━━ Rows ━━

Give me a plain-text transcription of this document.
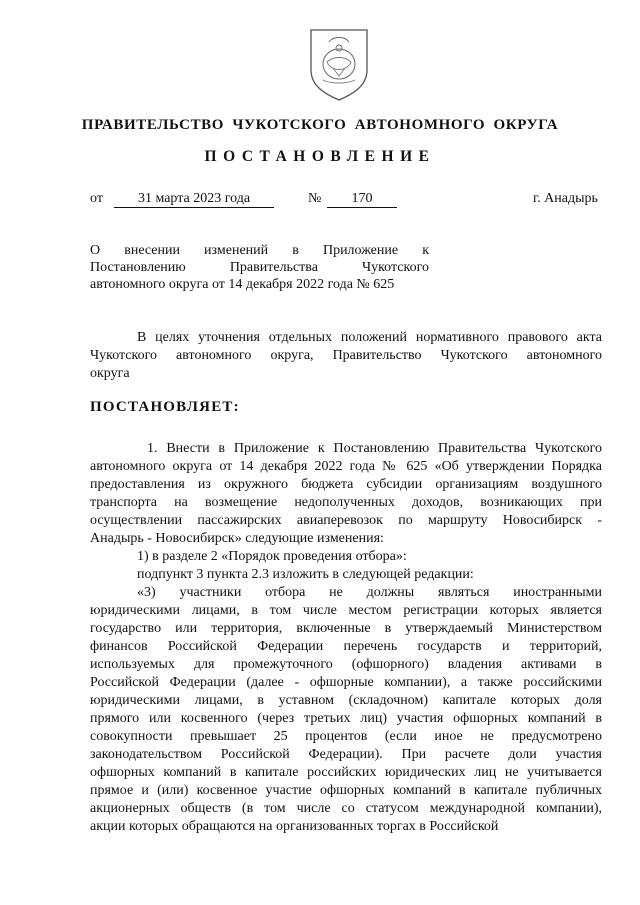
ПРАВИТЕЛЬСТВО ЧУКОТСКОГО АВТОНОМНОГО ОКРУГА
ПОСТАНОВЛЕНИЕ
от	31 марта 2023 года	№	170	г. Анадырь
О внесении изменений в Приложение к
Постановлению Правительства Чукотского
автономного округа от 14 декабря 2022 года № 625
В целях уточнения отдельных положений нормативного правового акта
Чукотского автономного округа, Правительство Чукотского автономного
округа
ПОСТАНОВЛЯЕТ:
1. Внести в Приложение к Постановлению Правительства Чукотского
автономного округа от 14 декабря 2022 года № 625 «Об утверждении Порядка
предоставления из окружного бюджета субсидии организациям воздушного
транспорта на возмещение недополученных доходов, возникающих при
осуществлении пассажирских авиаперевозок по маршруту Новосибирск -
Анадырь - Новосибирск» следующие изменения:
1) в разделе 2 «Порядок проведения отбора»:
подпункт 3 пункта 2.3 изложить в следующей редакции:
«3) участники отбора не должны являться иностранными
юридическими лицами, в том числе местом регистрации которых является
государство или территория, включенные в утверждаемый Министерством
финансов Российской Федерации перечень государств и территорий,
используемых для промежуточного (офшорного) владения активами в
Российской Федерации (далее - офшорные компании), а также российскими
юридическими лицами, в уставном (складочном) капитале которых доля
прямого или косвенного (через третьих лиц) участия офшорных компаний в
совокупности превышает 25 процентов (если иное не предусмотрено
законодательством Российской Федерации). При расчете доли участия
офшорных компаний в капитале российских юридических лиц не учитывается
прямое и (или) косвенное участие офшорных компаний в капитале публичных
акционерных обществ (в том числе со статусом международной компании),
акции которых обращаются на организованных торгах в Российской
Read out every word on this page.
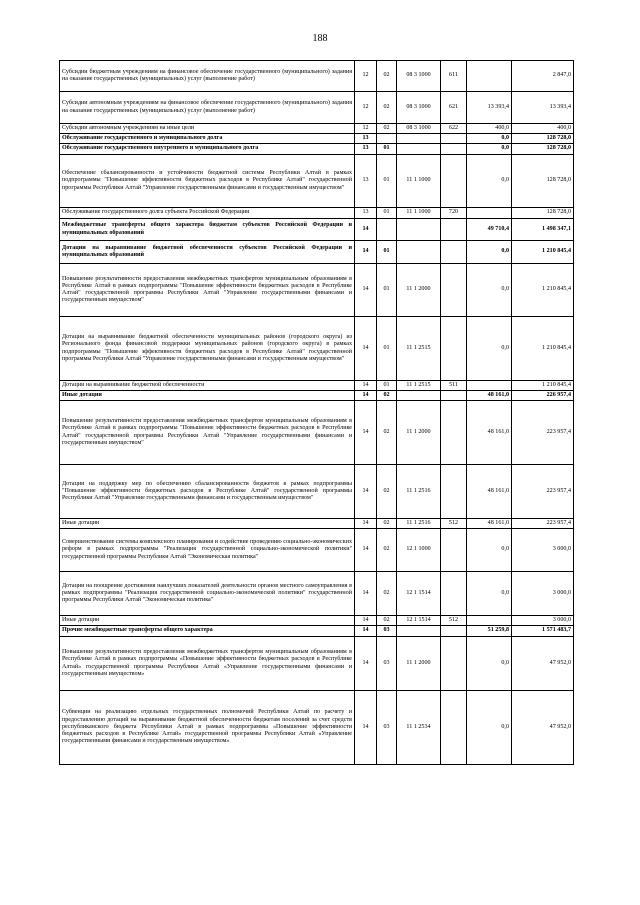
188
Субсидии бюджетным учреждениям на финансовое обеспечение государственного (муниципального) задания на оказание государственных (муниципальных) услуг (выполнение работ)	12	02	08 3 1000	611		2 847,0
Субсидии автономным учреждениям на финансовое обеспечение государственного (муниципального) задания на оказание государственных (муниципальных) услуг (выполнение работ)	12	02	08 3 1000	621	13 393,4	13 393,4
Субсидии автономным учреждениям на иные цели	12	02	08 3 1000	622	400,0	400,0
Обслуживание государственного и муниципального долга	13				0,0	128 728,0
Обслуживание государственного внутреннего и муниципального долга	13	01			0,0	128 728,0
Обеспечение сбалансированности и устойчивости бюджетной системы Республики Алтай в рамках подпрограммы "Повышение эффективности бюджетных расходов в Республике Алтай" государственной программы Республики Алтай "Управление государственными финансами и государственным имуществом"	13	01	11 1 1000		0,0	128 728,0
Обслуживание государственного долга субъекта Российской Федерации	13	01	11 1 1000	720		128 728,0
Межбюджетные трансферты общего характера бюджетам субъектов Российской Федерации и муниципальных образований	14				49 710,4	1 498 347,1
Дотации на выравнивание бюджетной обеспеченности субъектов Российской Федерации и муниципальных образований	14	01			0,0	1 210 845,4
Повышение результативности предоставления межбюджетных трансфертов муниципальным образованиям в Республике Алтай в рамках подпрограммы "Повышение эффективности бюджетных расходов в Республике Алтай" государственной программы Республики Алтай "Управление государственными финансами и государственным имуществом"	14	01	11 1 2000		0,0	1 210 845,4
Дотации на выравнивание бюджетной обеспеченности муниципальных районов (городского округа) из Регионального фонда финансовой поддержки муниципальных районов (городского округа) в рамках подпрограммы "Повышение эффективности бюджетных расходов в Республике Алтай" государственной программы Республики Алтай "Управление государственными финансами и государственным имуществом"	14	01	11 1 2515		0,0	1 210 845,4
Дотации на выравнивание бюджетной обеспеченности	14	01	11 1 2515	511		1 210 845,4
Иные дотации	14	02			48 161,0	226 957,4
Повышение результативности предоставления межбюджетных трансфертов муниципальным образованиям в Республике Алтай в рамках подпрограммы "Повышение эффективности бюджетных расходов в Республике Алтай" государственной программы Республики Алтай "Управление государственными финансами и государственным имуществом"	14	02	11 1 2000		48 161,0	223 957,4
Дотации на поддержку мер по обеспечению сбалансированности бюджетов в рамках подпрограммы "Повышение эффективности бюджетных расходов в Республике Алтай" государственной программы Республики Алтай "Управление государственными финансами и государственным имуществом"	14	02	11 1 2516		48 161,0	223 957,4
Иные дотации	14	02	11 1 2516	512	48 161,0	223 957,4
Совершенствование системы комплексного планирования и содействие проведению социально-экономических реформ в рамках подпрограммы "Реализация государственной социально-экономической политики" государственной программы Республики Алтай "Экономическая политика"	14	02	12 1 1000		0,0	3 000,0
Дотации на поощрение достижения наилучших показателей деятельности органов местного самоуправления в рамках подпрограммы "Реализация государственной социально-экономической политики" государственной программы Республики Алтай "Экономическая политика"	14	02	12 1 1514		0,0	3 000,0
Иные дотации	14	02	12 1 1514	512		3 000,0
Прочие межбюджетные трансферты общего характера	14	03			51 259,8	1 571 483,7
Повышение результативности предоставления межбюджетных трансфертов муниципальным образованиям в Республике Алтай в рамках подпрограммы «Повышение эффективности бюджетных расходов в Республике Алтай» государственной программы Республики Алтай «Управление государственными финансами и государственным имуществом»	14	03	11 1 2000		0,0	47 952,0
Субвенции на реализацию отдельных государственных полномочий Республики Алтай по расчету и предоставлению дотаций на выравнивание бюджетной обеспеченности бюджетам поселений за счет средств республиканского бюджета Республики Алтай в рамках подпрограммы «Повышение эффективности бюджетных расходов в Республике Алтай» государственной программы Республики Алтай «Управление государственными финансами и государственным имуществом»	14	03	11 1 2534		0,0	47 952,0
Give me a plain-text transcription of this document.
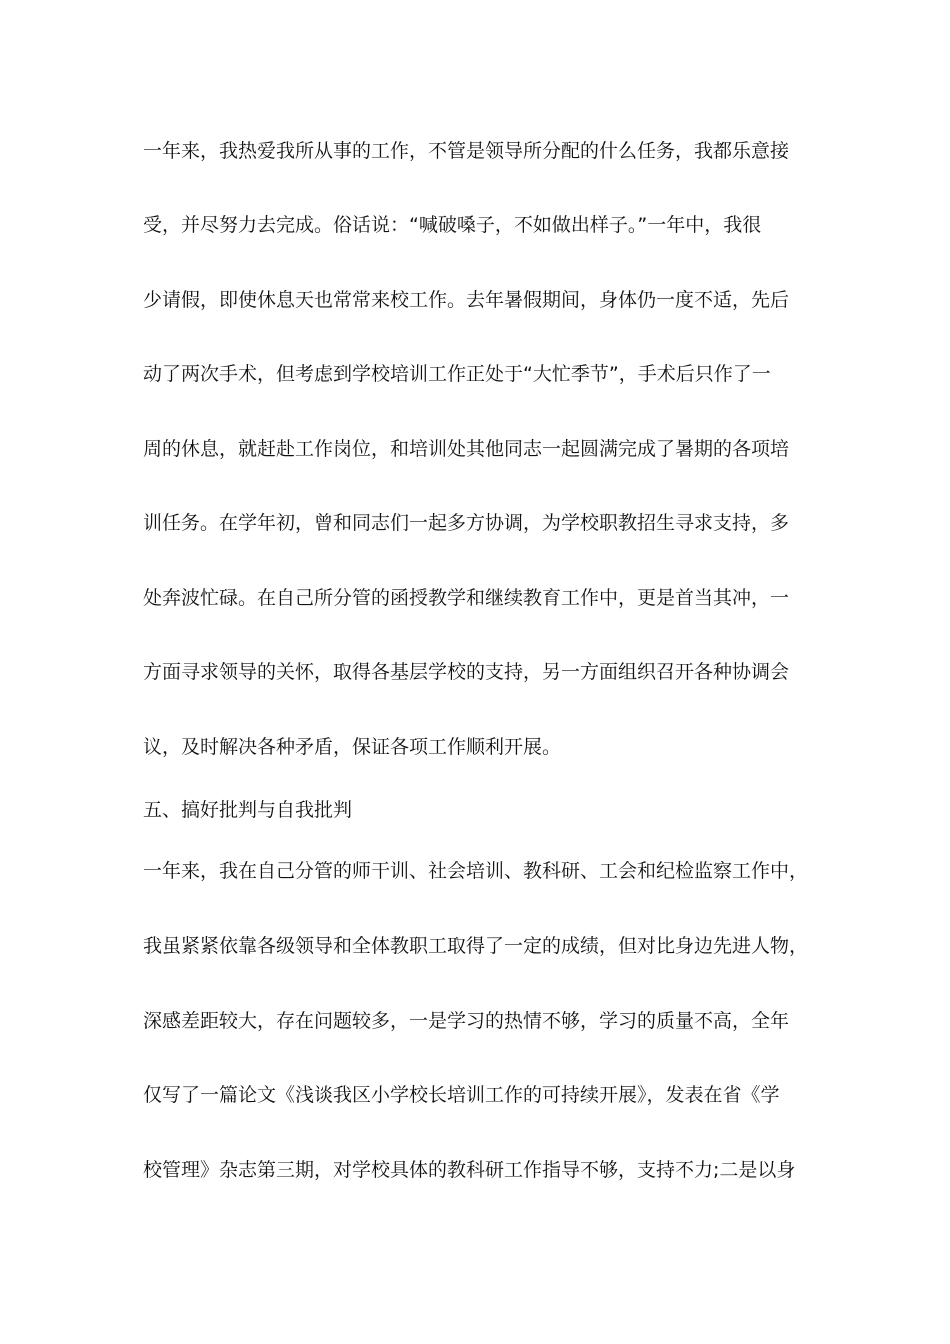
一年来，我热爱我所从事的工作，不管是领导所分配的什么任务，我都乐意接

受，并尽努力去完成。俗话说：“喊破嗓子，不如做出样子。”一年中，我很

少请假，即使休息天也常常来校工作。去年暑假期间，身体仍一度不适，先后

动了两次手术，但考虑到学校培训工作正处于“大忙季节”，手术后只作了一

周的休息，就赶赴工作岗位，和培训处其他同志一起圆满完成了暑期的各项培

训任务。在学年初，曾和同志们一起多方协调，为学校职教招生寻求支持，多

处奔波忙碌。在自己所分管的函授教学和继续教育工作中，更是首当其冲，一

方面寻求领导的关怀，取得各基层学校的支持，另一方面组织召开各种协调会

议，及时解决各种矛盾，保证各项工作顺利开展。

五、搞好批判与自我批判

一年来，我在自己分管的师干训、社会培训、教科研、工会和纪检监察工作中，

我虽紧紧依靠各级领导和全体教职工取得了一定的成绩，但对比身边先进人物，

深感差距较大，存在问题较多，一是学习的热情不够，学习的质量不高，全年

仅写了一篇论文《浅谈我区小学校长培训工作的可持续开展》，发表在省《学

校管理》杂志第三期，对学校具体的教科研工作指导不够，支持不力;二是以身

━━━

Omit pictures; set down the rest of the material word for word.

## The solution
Give me a plain-text transcription of this document.
ПРАВИТЕЛЬСТВО ЧУКОТСКОГО АВТОНОМНОГО ОКРУГА
ПОСТАНОВЛЕНИЕ
от	31 марта 2023 года	№	170	г. Анадырь
О внесении изменений в Приложение к
Постановлению Правительства Чукотского
автономного округа от 14 декабря 2022 года № 625
В целях уточнения отдельных положений нормативного правового акта
Чукотского автономного округа, Правительство Чукотского автономного
округа
ПОСТАНОВЛЯЕТ:
1. Внести в Приложение к Постановлению Правительства Чукотского
автономного округа от 14 декабря 2022 года № 625 «Об утверждении Порядка
предоставления из окружного бюджета субсидии организациям воздушного
транспорта на возмещение недополученных доходов, возникающих при
осуществлении пассажирских авиаперевозок по маршруту Новосибирск -
Анадырь - Новосибирск» следующие изменения:
1) в разделе 2 «Порядок проведения отбора»:
подпункт 3 пункта 2.3 изложить в следующей редакции:
«3) участники отбора не должны являться иностранными
юридическими лицами, в том числе местом регистрации которых является
государство или территория, включенные в утверждаемый Министерством
финансов Российской Федерации перечень государств и территорий,
используемых для промежуточного (офшорного) владения активами в
Российской Федерации (далее - офшорные компании), а также российскими
юридическими лицами, в уставном (складочном) капитале которых доля
прямого или косвенного (через третьих лиц) участия офшорных компаний в
совокупности превышает 25 процентов (если иное не предусмотрено
законодательством Российской Федерации). При расчете доли участия
офшорных компаний в капитале российских юридических лиц не учитывается
прямое и (или) косвенное участие офшорных компаний в капитале публичных
акционерных обществ (в том числе со статусом международной компании),
акции которых обращаются на организованных торгах в Российской
Read out every word on this page.
188
Субсидии бюджетным учреждениям на финансовое обеспечение государственного (муниципального) задания на оказание государственных (муниципальных) услуг (выполнение работ)	12	02	08 3 1000	611		2 847,0
Субсидии автономным учреждениям на финансовое обеспечение государственного (муниципального) задания на оказание государственных (муниципальных) услуг (выполнение работ)	12	02	08 3 1000	621	13 393,4	13 393,4
Субсидии автономным учреждениям на иные цели	12	02	08 3 1000	622	400,0	400,0
Обслуживание государственного и муниципального долга	13				0,0	128 728,0
Обслуживание государственного внутреннего и муниципального долга	13	01			0,0	128 728,0
Обеспечение сбалансированности и устойчивости бюджетной системы Республики Алтай в рамках подпрограммы "Повышение эффективности бюджетных расходов в Республике Алтай" государственной программы Республики Алтай "Управление государственными финансами и государственным имуществом"	13	01	11 1 1000		0,0	128 728,0
Обслуживание государственного долга субъекта Российской Федерации	13	01	11 1 1000	720		128 728,0
Межбюджетные трансферты общего характера бюджетам субъектов Российской Федерации и муниципальных образований	14				49 710,4	1 498 347,1
Дотации на выравнивание бюджетной обеспеченности субъектов Российской Федерации и муниципальных образований	14	01			0,0	1 210 845,4
Повышение результативности предоставления межбюджетных трансфертов муниципальным образованиям в Республике Алтай в рамках подпрограммы "Повышение эффективности бюджетных расходов в Республике Алтай" государственной программы Республики Алтай "Управление государственными финансами и государственным имуществом"	14	01	11 1 2000		0,0	1 210 845,4
Дотации на выравнивание бюджетной обеспеченности муниципальных районов (городского округа) из Регионального фонда финансовой поддержки муниципальных районов (городского округа) в рамках подпрограммы "Повышение эффективности бюджетных расходов в Республике Алтай" государственной программы Республики Алтай "Управление государственными финансами и государственным имуществом"	14	01	11 1 2515		0,0	1 210 845,4
Дотации на выравнивание бюджетной обеспеченности	14	01	11 1 2515	511		1 210 845,4
Иные дотации	14	02			48 161,0	226 957,4
Повышение результативности предоставления межбюджетных трансфертов муниципальным образованиям в Республике Алтай в рамках подпрограммы "Повышение эффективности бюджетных расходов в Республике Алтай" государственной программы Республики Алтай "Управление государственными финансами и государственным имуществом"	14	02	11 1 2000		48 161,0	223 957,4
Дотации на поддержку мер по обеспечению сбалансированности бюджетов в рамках подпрограммы "Повышение эффективности бюджетных расходов в Республике Алтай" государственной программы Республики Алтай "Управление государственными финансами и государственным имуществом"	14	02	11 1 2516		48 161,0	223 957,4
Иные дотации	14	02	11 1 2516	512	48 161,0	223 957,4
Совершенствование системы комплексного планирования и содействие проведению социально-экономических реформ в рамках подпрограммы "Реализация государственной социально-экономической политики" государственной программы Республики Алтай "Экономическая политика"	14	02	12 1 1000		0,0	3 000,0
Дотации на поощрение достижения наилучших показателей деятельности органов местного самоуправления в рамках подпрограммы "Реализация государственной социально-экономической политики" государственной программы Республики Алтай "Экономическая политика"	14	02	12 1 1514		0,0	3 000,0
Иные дотации	14	02	12 1 1514	512		3 000,0
Прочие межбюджетные трансферты общего характера	14	03			51 259,8	1 571 483,7
Повышение результативности предоставления межбюджетных трансфертов муниципальным образованиям в Республике Алтай в рамках подпрограммы «Повышение эффективности бюджетных расходов в Республике Алтай» государственной программы Республики Алтай «Управление государственными финансами и государственным имуществом»	14	03	11 1 2000		0,0	47 952,0
Субвенции на реализацию отдельных государственных полномочий Республики Алтай по расчету и предоставлению дотаций на выравнивание бюджетной обеспеченности бюджетам поселений за счет средств республиканского бюджета Республики Алтай в рамках подпрограммы «Повышение эффективности бюджетных расходов в Республике Алтай» государственной программы Республики Алтай «Управление государственными финансами и государственным имуществом»	14	03	11 1 2534		0,0	47 952,0
Give me a plain-text transcription of this document.
一年来，我热爱我所从事的工作，不管是领导所分配的什么任务，我都乐意接

受，并尽努力去完成。俗话说：“喊破嗓子，不如做出样子。”一年中，我很

少请假，即使休息天也常常来校工作。去年暑假期间，身体仍一度不适，先后

动了两次手术，但考虑到学校培训工作正处于“大忙季节”，手术后只作了一

周的休息，就赶赴工作岗位，和培训处其他同志一起圆满完成了暑期的各项培

训任务。在学年初，曾和同志们一起多方协调，为学校职教招生寻求支持，多

处奔波忙碌。在自己所分管的函授教学和继续教育工作中，更是首当其冲，一

方面寻求领导的关怀，取得各基层学校的支持，另一方面组织召开各种协调会

议，及时解决各种矛盾，保证各项工作顺利开展。

五、搞好批判与自我批判

一年来，我在自己分管的师干训、社会培训、教科研、工会和纪检监察工作中，

我虽紧紧依靠各级领导和全体教职工取得了一定的成绩，但对比身边先进人物，

深感差距较大，存在问题较多，一是学习的热情不够，学习的质量不高，全年

仅写了一篇论文《浅谈我区小学校长培训工作的可持续开展》，发表在省《学

校管理》杂志第三期，对学校具体的教科研工作指导不够，支持不力;二是以身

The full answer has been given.